▶ _What is needed_
From the listing below, extract each entry exactly as written, minus the images.
....................
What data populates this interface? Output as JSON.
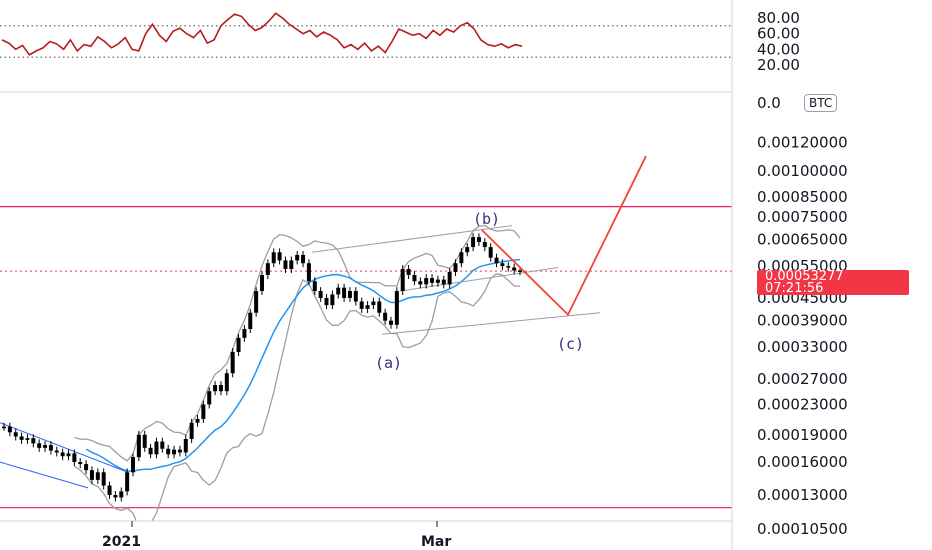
{
  "chart_data": [
    {
      "type": "line",
      "panel": "oscillator",
      "y_ticks": [
        "80.00",
        "60.00",
        "40.00",
        "20.00"
      ],
      "ylim": [
        20,
        90
      ],
      "levels": [
        70,
        30
      ],
      "color": "#b71c1c",
      "values": [
        52,
        48,
        40,
        45,
        33,
        38,
        42,
        50,
        47,
        40,
        52,
        38,
        46,
        44,
        56,
        50,
        42,
        47,
        55,
        40,
        38,
        60,
        72,
        58,
        50,
        63,
        67,
        60,
        55,
        64,
        48,
        52,
        70,
        78,
        85,
        82,
        72,
        64,
        68,
        76,
        86,
        80,
        72,
        66,
        60,
        64,
        56,
        62,
        58,
        52,
        42,
        46,
        40,
        48,
        38,
        44,
        36,
        50,
        66,
        62,
        58,
        60,
        54,
        64,
        58,
        66,
        62,
        70,
        74,
        66,
        52,
        46,
        44,
        47,
        42,
        46,
        44
      ]
    },
    {
      "type": "candlestick",
      "panel": "price",
      "y_ticks": [
        "0.00120000",
        "0.00100000",
        "0.00085000",
        "0.00075000",
        "0.00065000",
        "0.00055000",
        "0.00045000",
        "0.00039000",
        "0.00033000",
        "0.00027000",
        "0.00023000",
        "0.00019000",
        "0.00016000",
        "0.00013000",
        "0.00010500"
      ],
      "y_tick_top_partial": "0.0",
      "x_ticks": [
        "2021",
        "Mar"
      ],
      "currency_badge": "BTC",
      "last_price": "0.00053277",
      "countdown": "07:21:56",
      "horizontal_levels": [
        0.0008,
        0.00012
      ],
      "wave_labels": [
        "(b)",
        "(a)",
        "(c)"
      ],
      "colors": {
        "candles": "#000000",
        "ma": "#2196f3",
        "bands": "#9e9e9e",
        "level": "#e91e63",
        "projection": "#f44336",
        "last_price": "#f23645"
      },
      "closes": [
        0.0002,
        0.000193,
        0.000188,
        0.000184,
        0.000186,
        0.00018,
        0.000175,
        0.000178,
        0.000172,
        0.00017,
        0.000166,
        0.000169,
        0.00016,
        0.000158,
        0.000152,
        0.000143,
        0.00015,
        0.000138,
        0.00013,
        0.000128,
        0.000133,
        0.00015,
        0.000165,
        0.00019,
        0.000175,
        0.000168,
        0.000182,
        0.000174,
        0.000168,
        0.000173,
        0.00017,
        0.000185,
        0.000205,
        0.00021,
        0.00023,
        0.00025,
        0.00026,
        0.00025,
        0.00028,
        0.00032,
        0.00035,
        0.00037,
        0.00041,
        0.00047,
        0.00052,
        0.00056,
        0.0006,
        0.00057,
        0.00054,
        0.00057,
        0.00059,
        0.00056,
        0.0005,
        0.00047,
        0.00045,
        0.00043,
        0.00046,
        0.00048,
        0.00045,
        0.00047,
        0.00044,
        0.00042,
        0.00043,
        0.00044,
        0.00041,
        0.00039,
        0.00038,
        0.00047,
        0.00054,
        0.00052,
        0.0005,
        0.00049,
        0.00051,
        0.000495,
        0.000505,
        0.00049,
        0.00053,
        0.00056,
        0.0006,
        0.00062,
        0.00066,
        0.00064,
        0.00062,
        0.00058,
        0.00056,
        0.00055,
        0.000545,
        0.000535,
        0.000533
      ]
    }
  ]
}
....................
▶ _Output below_
What data populates this interface? Output as JSON.
{
  "chart_data": [
    {
      "type": "line",
      "panel": "oscillator",
      "y_ticks": [
        "80.00",
        "60.00",
        "40.00",
        "20.00"
      ],
      "ylim": [
        20,
        90
      ],
      "levels": [
        70,
        30
      ],
      "color": "#b71c1c",
      "values": [
        52,
        48,
        40,
        45,
        33,
        38,
        42,
        50,
        47,
        40,
        52,
        38,
        46,
        44,
        56,
        50,
        42,
        47,
        55,
        40,
        38,
        60,
        72,
        58,
        50,
        63,
        67,
        60,
        55,
        64,
        48,
        52,
        70,
        78,
        85,
        82,
        72,
        64,
        68,
        76,
        86,
        80,
        72,
        66,
        60,
        64,
        56,
        62,
        58,
        52,
        42,
        46,
        40,
        48,
        38,
        44,
        36,
        50,
        66,
        62,
        58,
        60,
        54,
        64,
        58,
        66,
        62,
        70,
        74,
        66,
        52,
        46,
        44,
        47,
        42,
        46,
        44
      ]
    },
    {
      "type": "candlestick",
      "panel": "price",
      "y_ticks": [
        "0.00120000",
        "0.00100000",
        "0.00085000",
        "0.00075000",
        "0.00065000",
        "0.00055000",
        "0.00045000",
        "0.00039000",
        "0.00033000",
        "0.00027000",
        "0.00023000",
        "0.00019000",
        "0.00016000",
        "0.00013000",
        "0.00010500"
      ],
      "y_tick_top_partial": "0.0",
      "x_ticks": [
        "2021",
        "Mar"
      ],
      "currency_badge": "BTC",
      "last_price": "0.00053277",
      "countdown": "07:21:56",
      "horizontal_levels": [
        0.0008,
        0.00012
      ],
      "wave_labels": [
        "(b)",
        "(a)",
        "(c)"
      ],
      "colors": {
        "candles": "#000000",
        "ma": "#2196f3",
        "bands": "#9e9e9e",
        "level": "#e91e63",
        "projection": "#f44336",
        "last_price": "#f23645"
      },
      "closes": [
        0.0002,
        0.000193,
        0.000188,
        0.000184,
        0.000186,
        0.00018,
        0.000175,
        0.000178,
        0.000172,
        0.00017,
        0.000166,
        0.000169,
        0.00016,
        0.000158,
        0.000152,
        0.000143,
        0.00015,
        0.000138,
        0.00013,
        0.000128,
        0.000133,
        0.00015,
        0.000165,
        0.00019,
        0.000175,
        0.000168,
        0.000182,
        0.000174,
        0.000168,
        0.000173,
        0.00017,
        0.000185,
        0.000205,
        0.00021,
        0.00023,
        0.00025,
        0.00026,
        0.00025,
        0.00028,
        0.00032,
        0.00035,
        0.00037,
        0.00041,
        0.00047,
        0.00052,
        0.00056,
        0.0006,
        0.00057,
        0.00054,
        0.00057,
        0.00059,
        0.00056,
        0.0005,
        0.00047,
        0.00045,
        0.00043,
        0.00046,
        0.00048,
        0.00045,
        0.00047,
        0.00044,
        0.00042,
        0.00043,
        0.00044,
        0.00041,
        0.00039,
        0.00038,
        0.00047,
        0.00054,
        0.00052,
        0.0005,
        0.00049,
        0.00051,
        0.000495,
        0.000505,
        0.00049,
        0.00053,
        0.00056,
        0.0006,
        0.00062,
        0.00066,
        0.00064,
        0.00062,
        0.00058,
        0.00056,
        0.00055,
        0.000545,
        0.000535,
        0.000533
      ]
    }
  ]
}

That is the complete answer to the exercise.